▶ _Aim 1_: Reproduce the passage of the bee-safe lawn care thread below between "## pennstater2005 (Jul" and "the bee population.", inclusive.

▶ _Document excerpt_:
>> Begin
# Bee Responsible



## Scalper007 (Oct 1, 2018)

Any of you guys concerned by the environmental damage we may be in causing especially to bees and other pollinators?

As much as I love having a pedicured deep green lawn I'm starting to be more aware that some of the products we use may be damaging bee colonies and other pollinators.

Is there a list of products that may allow us to keep a great looking lawn without possibly creating havoc on other species?


----------



## Green (Dec 24, 2017)

Scalper007 said:


> Any of you guys concerned by the environmental damage we may be in causing especially to bees and other pollinators?
> 
> As much as I love having a pedicured deep green lawn I'm starting to be more aware that some of the products we use may be damaging bee colonies and other pollinators.


I say compensate for having a flowerless lawn by planting more flowering plants. Or, if there's an area that you don't mind having clover, do that. I have not been killing most of the clover in my low-input area. Only if it gets so thick that the grass can't be seen.



Scalper007 said:


> Is there a list of products that may allow us to keep a great looking lawn without possibly creating havoc on other species?


For Grub prevention, Chorantraniliprole or "GrubGone" won't harm bees. And for gypsy moth or tent caterpillars, Thuricide. Try to stay with natural products for mosquito/tick control (there's a thread mentioning some products in the pest forum right now).


----------



## pennstater2005 (Jul 17, 2017)

@Scalper007 Moved this into the general discussion forum for more eyes on it :thumbup:


----------



## dfw_pilot (Jan 28, 2017)

I switched to GrubEx because of this. Better AI and doesn't hurt the bee population.
>> End
▶ _Data to process_:
>> Begin
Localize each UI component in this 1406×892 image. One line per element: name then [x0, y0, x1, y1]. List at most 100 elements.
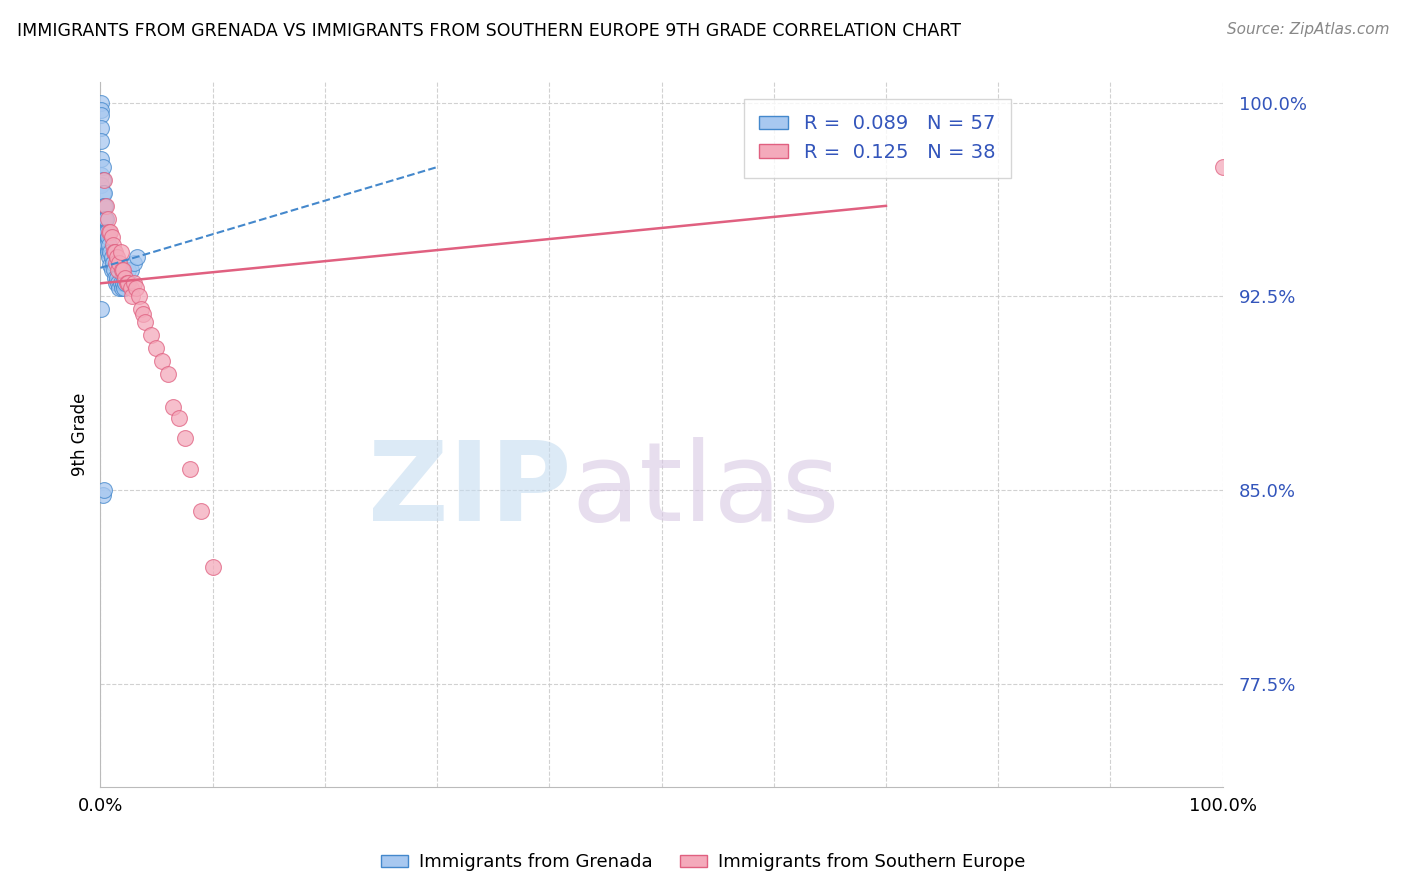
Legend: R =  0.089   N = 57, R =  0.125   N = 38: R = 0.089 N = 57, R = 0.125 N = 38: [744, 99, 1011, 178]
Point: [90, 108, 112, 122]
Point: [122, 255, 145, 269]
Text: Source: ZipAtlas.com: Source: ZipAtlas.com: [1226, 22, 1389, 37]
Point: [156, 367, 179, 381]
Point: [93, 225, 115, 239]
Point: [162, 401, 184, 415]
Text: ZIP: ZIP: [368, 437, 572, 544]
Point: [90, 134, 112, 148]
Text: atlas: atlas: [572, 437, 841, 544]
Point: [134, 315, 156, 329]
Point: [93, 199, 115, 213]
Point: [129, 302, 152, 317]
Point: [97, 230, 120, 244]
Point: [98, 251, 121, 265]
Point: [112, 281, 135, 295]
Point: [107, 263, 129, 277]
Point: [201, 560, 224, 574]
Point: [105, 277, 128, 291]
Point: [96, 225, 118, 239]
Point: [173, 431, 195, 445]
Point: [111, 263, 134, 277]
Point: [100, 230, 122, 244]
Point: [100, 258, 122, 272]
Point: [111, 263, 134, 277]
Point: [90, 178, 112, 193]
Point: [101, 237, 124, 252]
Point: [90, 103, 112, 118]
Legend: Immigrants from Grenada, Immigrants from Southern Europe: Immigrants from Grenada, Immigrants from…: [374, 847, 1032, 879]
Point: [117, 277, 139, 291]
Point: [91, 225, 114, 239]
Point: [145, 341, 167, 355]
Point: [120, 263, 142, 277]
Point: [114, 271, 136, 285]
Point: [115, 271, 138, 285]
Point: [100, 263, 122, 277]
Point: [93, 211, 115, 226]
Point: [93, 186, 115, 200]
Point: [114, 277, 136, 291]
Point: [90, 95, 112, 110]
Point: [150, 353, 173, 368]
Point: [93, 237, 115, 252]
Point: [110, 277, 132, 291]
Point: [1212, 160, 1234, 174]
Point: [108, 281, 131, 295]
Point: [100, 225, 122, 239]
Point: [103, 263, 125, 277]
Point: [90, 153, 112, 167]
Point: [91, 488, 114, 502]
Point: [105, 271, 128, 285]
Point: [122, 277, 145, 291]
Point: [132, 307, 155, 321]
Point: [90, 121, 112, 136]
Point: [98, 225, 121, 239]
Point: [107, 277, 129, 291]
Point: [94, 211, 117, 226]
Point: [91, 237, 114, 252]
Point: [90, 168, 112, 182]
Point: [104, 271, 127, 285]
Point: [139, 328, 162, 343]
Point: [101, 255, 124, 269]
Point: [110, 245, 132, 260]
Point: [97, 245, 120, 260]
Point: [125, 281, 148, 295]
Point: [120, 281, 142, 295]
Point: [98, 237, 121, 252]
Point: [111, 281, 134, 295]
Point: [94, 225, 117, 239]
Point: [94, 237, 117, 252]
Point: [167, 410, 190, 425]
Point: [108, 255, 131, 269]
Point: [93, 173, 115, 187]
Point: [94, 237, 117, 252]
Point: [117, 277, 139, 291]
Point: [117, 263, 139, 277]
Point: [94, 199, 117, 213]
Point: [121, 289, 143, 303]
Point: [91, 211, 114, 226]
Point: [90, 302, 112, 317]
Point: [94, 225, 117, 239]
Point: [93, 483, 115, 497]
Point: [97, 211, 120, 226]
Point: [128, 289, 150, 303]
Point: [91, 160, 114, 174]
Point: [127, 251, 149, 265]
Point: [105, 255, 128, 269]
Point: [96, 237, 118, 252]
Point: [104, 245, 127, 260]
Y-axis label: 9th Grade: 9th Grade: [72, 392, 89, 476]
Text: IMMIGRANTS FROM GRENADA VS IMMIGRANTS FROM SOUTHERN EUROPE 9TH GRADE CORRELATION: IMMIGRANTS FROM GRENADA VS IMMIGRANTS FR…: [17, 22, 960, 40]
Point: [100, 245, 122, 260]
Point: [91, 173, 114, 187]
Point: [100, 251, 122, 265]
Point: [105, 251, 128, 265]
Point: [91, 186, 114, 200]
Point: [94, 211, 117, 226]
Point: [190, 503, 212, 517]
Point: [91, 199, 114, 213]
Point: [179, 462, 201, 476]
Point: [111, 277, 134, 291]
>> End
>> Begin
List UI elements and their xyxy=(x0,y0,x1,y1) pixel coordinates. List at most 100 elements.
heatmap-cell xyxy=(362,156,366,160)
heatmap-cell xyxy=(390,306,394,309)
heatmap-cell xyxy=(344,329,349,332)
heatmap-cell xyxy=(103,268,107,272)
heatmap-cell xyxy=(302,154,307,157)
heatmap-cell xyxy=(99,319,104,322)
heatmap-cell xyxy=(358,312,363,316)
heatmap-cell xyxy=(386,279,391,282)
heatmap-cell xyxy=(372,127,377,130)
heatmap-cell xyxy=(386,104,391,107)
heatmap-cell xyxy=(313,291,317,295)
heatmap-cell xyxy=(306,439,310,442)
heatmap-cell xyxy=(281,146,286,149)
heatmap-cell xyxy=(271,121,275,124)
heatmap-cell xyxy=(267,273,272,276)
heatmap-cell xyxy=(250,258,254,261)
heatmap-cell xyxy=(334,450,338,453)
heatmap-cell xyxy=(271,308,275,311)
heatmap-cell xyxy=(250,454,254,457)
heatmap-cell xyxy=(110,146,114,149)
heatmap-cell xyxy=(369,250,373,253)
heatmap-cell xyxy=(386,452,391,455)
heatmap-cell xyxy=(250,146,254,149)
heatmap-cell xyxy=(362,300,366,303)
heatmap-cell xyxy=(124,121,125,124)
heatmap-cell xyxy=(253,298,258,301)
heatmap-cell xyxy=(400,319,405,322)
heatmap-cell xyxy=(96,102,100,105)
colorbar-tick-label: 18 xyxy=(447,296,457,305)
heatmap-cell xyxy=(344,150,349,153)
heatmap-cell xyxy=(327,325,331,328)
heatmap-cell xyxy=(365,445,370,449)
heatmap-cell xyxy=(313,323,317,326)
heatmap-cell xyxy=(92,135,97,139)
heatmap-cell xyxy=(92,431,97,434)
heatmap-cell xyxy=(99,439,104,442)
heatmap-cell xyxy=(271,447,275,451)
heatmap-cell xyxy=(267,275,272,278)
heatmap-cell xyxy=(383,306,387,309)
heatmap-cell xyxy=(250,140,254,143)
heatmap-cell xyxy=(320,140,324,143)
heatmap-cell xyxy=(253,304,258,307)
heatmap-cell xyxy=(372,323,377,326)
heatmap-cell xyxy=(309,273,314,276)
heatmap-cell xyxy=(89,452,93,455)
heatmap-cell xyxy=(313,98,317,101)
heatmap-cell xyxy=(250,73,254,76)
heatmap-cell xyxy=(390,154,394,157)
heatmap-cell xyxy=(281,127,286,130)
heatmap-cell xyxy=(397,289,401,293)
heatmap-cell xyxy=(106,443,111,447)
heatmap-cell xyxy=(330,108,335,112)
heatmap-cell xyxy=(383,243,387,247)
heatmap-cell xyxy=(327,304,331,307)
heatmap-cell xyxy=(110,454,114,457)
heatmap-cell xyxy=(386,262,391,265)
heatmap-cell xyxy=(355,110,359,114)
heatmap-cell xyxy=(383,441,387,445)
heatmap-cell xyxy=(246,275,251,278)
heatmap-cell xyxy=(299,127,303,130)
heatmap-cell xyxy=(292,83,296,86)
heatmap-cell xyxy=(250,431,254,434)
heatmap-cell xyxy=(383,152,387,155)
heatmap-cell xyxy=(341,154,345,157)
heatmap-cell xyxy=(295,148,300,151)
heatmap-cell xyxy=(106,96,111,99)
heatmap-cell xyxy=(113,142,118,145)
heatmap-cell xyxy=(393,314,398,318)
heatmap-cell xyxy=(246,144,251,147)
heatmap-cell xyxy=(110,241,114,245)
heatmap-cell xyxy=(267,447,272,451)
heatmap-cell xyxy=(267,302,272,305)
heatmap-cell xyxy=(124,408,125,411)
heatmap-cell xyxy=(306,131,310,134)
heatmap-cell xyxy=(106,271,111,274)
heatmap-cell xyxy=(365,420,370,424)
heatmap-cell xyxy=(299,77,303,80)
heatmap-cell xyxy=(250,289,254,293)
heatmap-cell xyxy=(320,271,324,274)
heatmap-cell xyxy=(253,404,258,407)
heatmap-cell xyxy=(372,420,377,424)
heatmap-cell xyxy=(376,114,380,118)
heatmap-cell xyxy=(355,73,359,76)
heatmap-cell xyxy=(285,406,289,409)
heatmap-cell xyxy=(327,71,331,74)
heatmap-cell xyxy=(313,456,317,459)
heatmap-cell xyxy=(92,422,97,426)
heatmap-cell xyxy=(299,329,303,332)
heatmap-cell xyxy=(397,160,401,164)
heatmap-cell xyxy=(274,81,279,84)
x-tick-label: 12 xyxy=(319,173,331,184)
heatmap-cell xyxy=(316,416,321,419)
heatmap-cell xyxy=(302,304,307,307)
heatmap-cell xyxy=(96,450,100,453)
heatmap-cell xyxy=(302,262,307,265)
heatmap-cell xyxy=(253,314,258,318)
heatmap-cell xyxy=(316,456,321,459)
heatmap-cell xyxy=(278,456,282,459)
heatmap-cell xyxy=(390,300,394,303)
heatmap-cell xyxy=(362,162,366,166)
>> End
▶ _Aim 2_: From the rows above, pull out every line that contains the string "List", matching case exactly.

▶ _Correct answer 1_:
## pennstater2005 (Jul 17, 2017)

@Scalper007 Moved this into the general discussion forum for more eyes on it :thumbup:


----------



## dfw_pilot (Jan 28, 2017)

I switched to GrubEx because of this. Better AI and doesn't hurt the bee population.

▶ _Correct answer 2_:
Localize each UI component in this 1406×892 image. One line per element: name then [x0, y0, x1, y1]. List at most 100 elements.
List UI elements and their xyxy=(x0,y0,x1,y1) pixel coordinates. List at most 100 elements.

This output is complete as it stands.